ENTRIES SUPPLIED »
Start

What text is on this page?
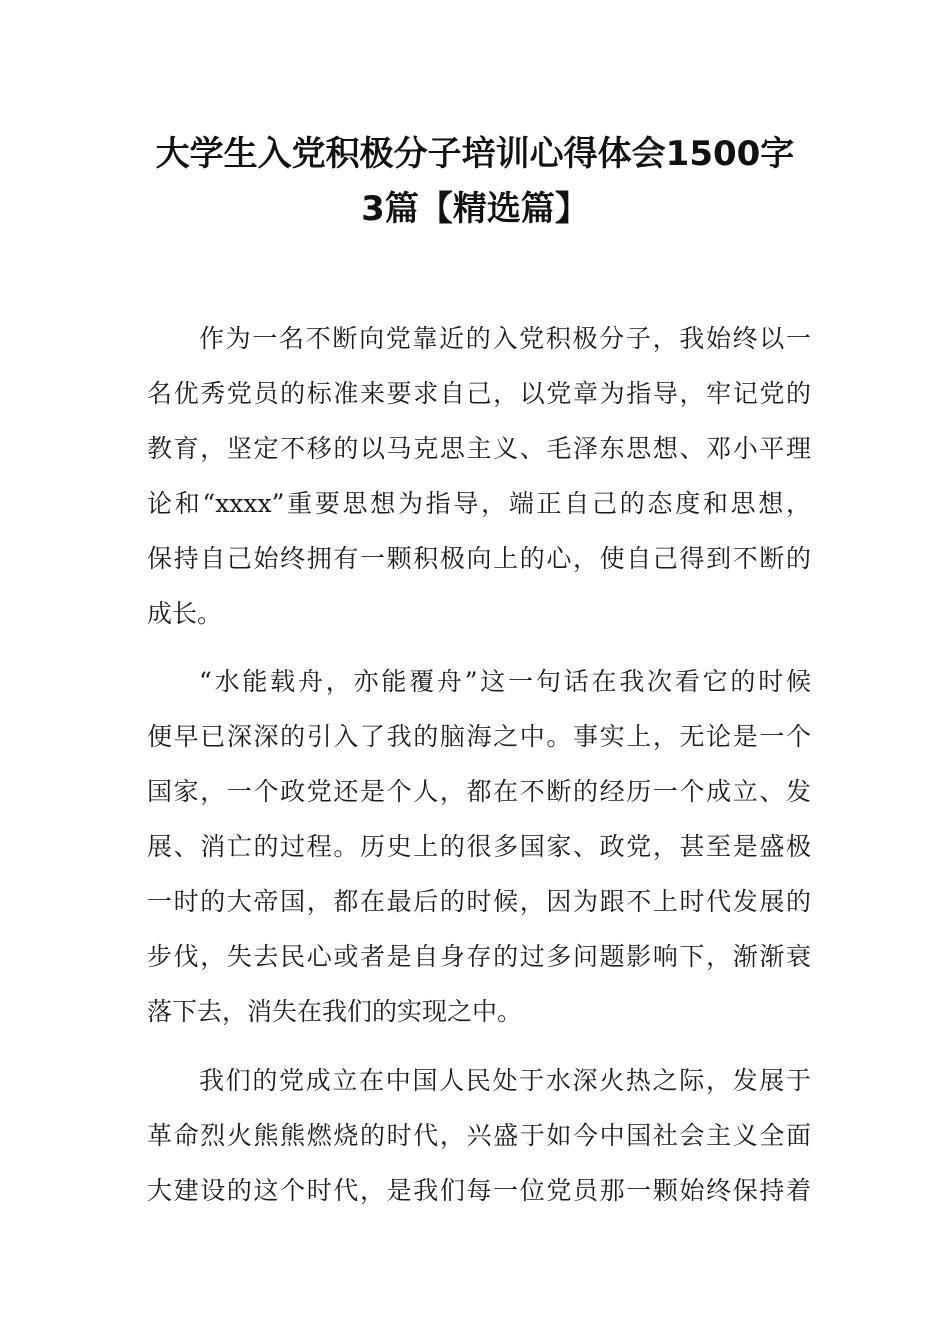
大学生入党积极分子培训心得体会1500字
3篇【精选篇】
作为一名不断向党靠近的入党积极分子，我始终以一
名优秀党员的标准来要求自己，以党章为指导，牢记党的
教育，坚定不移的以马克思主义、毛泽东思想、邓小平理
论和“xxxx”重要思想为指导，端正自己的态度和思想，
保持自己始终拥有一颗积极向上的心，使自己得到不断的
成长。
“水能载舟，亦能覆舟”这一句话在我次看它的时候
便早已深深的引入了我的脑海之中。事实上，无论是一个
国家，一个政党还是个人，都在不断的经历一个成立、发
展、消亡的过程。历史上的很多国家、政党，甚至是盛极
一时的大帝国，都在最后的时候，因为跟不上时代发展的
步伐，失去民心或者是自身存的过多问题影响下，渐渐衰
落下去，消失在我们的实现之中。
我们的党成立在中国人民处于水深火热之际，发展于
革命烈火熊熊燃烧的时代，兴盛于如今中国社会主义全面
大建设的这个时代，是我们每一位党员那一颗始终保持着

End

WORK TO BE COMPLETED »
Retype each entry precisely. Skip images entirely.

TASK ANSWER »
What text is on this page?
大学生入党积极分子培训心得体会1500字
3篇【精选篇】
作为一名不断向党靠近的入党积极分子，我始终以一
名优秀党员的标准来要求自己，以党章为指导，牢记党的
教育，坚定不移的以马克思主义、毛泽东思想、邓小平理
论和“xxxx”重要思想为指导，端正自己的态度和思想，
保持自己始终拥有一颗积极向上的心，使自己得到不断的
成长。
“水能载舟，亦能覆舟”这一句话在我次看它的时候
便早已深深的引入了我的脑海之中。事实上，无论是一个
国家，一个政党还是个人，都在不断的经历一个成立、发
展、消亡的过程。历史上的很多国家、政党，甚至是盛极
一时的大帝国，都在最后的时候，因为跟不上时代发展的
步伐，失去民心或者是自身存的过多问题影响下，渐渐衰
落下去，消失在我们的实现之中。
我们的党成立在中国人民处于水深火热之际，发展于
革命烈火熊熊燃烧的时代，兴盛于如今中国社会主义全面
大建设的这个时代，是我们每一位党员那一颗始终保持着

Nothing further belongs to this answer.